# Görev 1
Girdilerde "radio-icon [121, 138, 127, 144]" ifadesini içeren satırdan "action-filter-profile[interactable]: Фильтровать по" ifadesini içeren satıra kadar olan satırları, iki uç dâhil, her satır bir dize olacak biçimde bir JSON listesine aktarın. Boş satırları listeye almayın.

Görüşler
Hoşgörülü Cumhuriyet
Eskiler "hümanist”lere ayrı gözle bakarlardı...
İnsan sevgisini her şeyin üstünde tutmanın anlamı da buydu...
Günümüzde ise "hoşgörülü" olmaya başladık. Özellikle yandaş medyanın ve ikinci cumhuriyetçilerin gösterdiği çaba çoğumuzun içine yerleştirdi bu olguyu...
Öylesine girdi ki..
Neredeyse "hoşgörülür" olmayı bile aştık..
"Boşvermeye başladık!.."
………
Hümanistlikten üretilen ve gerçekten yaygınlaşan bu hoşgörülük, önce kişisel yapınızı etkiler.
Sonra ailenize döner ve tehlikesi de burada başlar.
Çünkü, ailede boşvermişliğe dönüpen hoşgörülük her türlü yıkımın başlangıcıdır.
İşyerinizde de aynı hoşgörülük sürerse ki bu çağın hastalığı gibidir, yanınızda çalışan arkadaşlarınız, sizin hoşgörülüğünüzü çok kolay istismar ederler...
"Gerçekten boşverirler!.."
………
Hoşgörülüğü daha büyük boyutlarda düşünürsek, demokratikleşme süzgeci içinde geçen tüm aşamalarda verilen ödünlerin zararını çok daha iyi gördük.

# Alıştırma Verileri
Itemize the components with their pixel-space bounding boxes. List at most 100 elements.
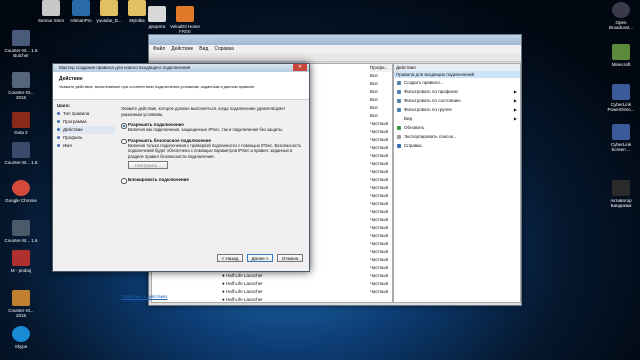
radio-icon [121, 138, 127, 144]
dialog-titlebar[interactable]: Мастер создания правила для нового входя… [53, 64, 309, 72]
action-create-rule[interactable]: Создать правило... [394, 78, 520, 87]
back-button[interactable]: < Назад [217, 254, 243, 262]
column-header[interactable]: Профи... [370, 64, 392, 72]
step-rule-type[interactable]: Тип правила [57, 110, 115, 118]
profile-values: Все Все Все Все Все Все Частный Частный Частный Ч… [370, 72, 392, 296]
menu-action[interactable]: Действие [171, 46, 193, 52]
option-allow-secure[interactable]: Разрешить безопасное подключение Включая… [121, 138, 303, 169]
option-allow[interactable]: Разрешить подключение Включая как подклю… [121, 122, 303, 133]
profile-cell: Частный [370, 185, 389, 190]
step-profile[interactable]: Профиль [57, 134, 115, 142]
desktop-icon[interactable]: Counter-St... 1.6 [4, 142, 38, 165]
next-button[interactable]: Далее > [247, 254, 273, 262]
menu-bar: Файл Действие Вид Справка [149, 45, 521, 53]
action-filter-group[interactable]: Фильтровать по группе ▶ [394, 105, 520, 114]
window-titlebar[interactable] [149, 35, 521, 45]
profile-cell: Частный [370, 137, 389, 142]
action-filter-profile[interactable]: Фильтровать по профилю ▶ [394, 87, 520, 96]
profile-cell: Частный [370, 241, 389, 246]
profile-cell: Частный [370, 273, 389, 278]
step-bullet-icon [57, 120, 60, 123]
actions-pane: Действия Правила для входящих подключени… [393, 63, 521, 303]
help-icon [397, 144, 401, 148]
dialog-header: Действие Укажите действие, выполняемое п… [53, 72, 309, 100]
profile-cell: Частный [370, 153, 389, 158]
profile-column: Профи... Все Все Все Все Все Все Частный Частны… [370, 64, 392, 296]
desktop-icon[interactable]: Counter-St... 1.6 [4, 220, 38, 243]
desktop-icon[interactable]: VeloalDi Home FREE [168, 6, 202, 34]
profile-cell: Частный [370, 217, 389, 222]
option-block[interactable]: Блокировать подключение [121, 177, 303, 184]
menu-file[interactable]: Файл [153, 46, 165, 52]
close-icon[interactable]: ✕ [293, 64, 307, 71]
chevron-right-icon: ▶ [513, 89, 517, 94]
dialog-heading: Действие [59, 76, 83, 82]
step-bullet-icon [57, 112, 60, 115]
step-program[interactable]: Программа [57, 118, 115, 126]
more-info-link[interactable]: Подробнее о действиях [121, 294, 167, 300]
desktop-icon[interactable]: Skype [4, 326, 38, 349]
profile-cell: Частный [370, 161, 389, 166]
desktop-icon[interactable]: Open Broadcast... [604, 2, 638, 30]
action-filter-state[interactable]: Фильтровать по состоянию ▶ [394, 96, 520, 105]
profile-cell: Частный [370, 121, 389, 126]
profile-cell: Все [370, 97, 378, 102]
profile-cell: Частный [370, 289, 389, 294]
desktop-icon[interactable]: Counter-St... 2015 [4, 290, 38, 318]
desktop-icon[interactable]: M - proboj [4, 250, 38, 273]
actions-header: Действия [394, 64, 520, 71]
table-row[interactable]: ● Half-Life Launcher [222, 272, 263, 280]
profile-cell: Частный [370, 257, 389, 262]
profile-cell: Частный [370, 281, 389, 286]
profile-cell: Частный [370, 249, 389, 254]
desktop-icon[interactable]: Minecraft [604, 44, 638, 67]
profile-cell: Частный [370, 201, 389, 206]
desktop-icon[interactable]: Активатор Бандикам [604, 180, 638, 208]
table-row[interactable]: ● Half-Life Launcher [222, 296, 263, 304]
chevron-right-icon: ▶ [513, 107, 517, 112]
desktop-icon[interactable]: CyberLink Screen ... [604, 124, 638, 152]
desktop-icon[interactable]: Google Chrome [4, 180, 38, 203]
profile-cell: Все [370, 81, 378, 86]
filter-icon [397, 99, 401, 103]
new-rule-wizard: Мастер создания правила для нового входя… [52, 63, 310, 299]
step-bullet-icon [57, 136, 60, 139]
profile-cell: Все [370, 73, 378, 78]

# Görev 2
Seçilmiş metne göre işyerinde de süren hoşgörülüğü kimler kolayca istismar eder?

# Yazılı Yanıt 1
[
  "radio-icon [121, 138, 127, 144]",
  "dialog-titlebar[interactable]: Мастер создания правила для нового входя… [53, 64, 309, 72]",
  "action-create-rule[interactable]: Создать правило... [394, 78, 520, 87]",
  "back-button[interactable]: < Назад [217, 254, 243, 262]",
  "column-header[interactable]: Профи... [370, 64, 392, 72]",
  "step-rule-type[interactable]: Тип правила [57, 110, 115, 118]",
  "profile-values: Все Все Все Все Все Все Частный Частный Частный Ч… [370, 72, 392, 296]",
  "menu-action[interactable]: Действие [171, 46, 193, 52]",
  "option-allow-secure[interactable]: Разрешить безопасное подключение Включая… [121, 138, 303, 169]",
  "option-allow[interactable]: Разрешить подключение Включая как подклю… [121, 122, 303, 133]",
  "profile-cell: Частный [370, 185, 389, 190]",
  "step-profile[interactable]: Профиль [57, 134, 115, 142]",
  "desktop-icon[interactable]: Counter-St... 1.6 [4, 142, 38, 165]",
  "next-button[interactable]: Далее > [247, 254, 273, 262]",
  "menu-bar: Файл Действие Вид Справка [149, 45, 521, 53]",
  "action-filter-group[interactable]: Фильтровать по группе ▶ [394, 105, 520, 114]",
  "window-titlebar[interactable] [149, 35, 521, 45]",
  "profile-cell: Частный [370, 137, 389, 142]",
  "action-filter-profile[interactable]: Фильтровать по профилю ▶ [394, 87, 520, 96]"
]

# Yazılı Yanıt 2
Yanınızda çalışan arkadaşlarınız.